_Task description:_
Transcribe the material exactly. Images do not belong in the copy.

_Data supplied:_
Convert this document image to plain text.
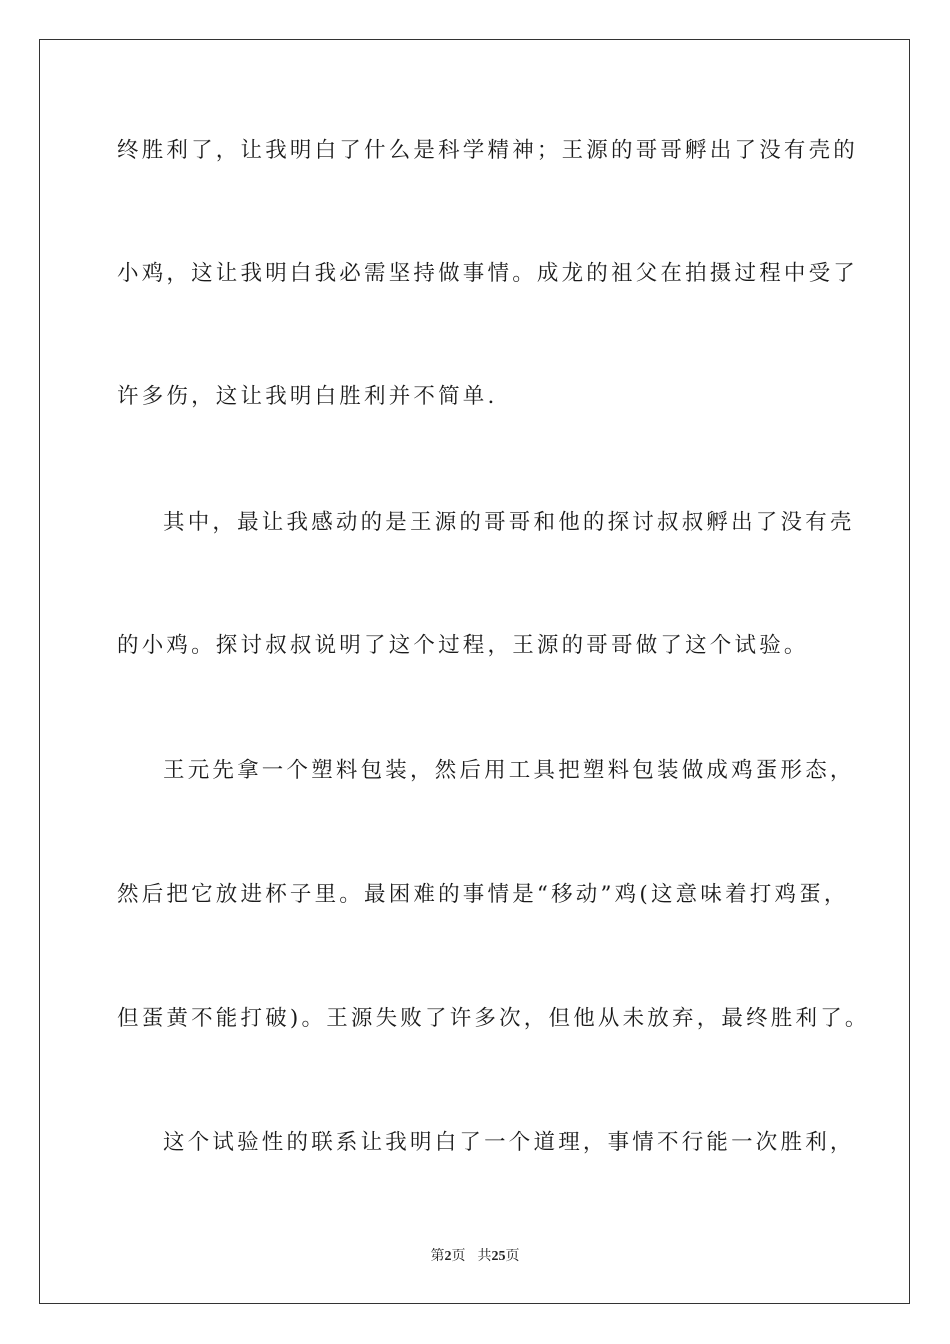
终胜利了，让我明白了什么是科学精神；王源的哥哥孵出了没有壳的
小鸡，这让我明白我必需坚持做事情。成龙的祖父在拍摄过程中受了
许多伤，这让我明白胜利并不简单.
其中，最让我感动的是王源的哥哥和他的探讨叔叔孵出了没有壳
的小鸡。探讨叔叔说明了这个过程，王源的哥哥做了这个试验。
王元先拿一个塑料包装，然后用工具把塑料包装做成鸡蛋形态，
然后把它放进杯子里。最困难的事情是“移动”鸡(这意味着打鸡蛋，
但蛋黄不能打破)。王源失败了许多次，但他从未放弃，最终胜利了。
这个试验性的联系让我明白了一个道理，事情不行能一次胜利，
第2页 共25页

_Written reply:_
Convert this document image to plain text.
终胜利了，让我明白了什么是科学精神；王源的哥哥孵出了没有壳的
小鸡，这让我明白我必需坚持做事情。成龙的祖父在拍摄过程中受了
许多伤，这让我明白胜利并不简单.
其中，最让我感动的是王源的哥哥和他的探讨叔叔孵出了没有壳
的小鸡。探讨叔叔说明了这个过程，王源的哥哥做了这个试验。
王元先拿一个塑料包装，然后用工具把塑料包装做成鸡蛋形态，
然后把它放进杯子里。最困难的事情是“移动”鸡(这意味着打鸡蛋，
但蛋黄不能打破)。王源失败了许多次，但他从未放弃，最终胜利了。
这个试验性的联系让我明白了一个道理，事情不行能一次胜利，
第2页 共25页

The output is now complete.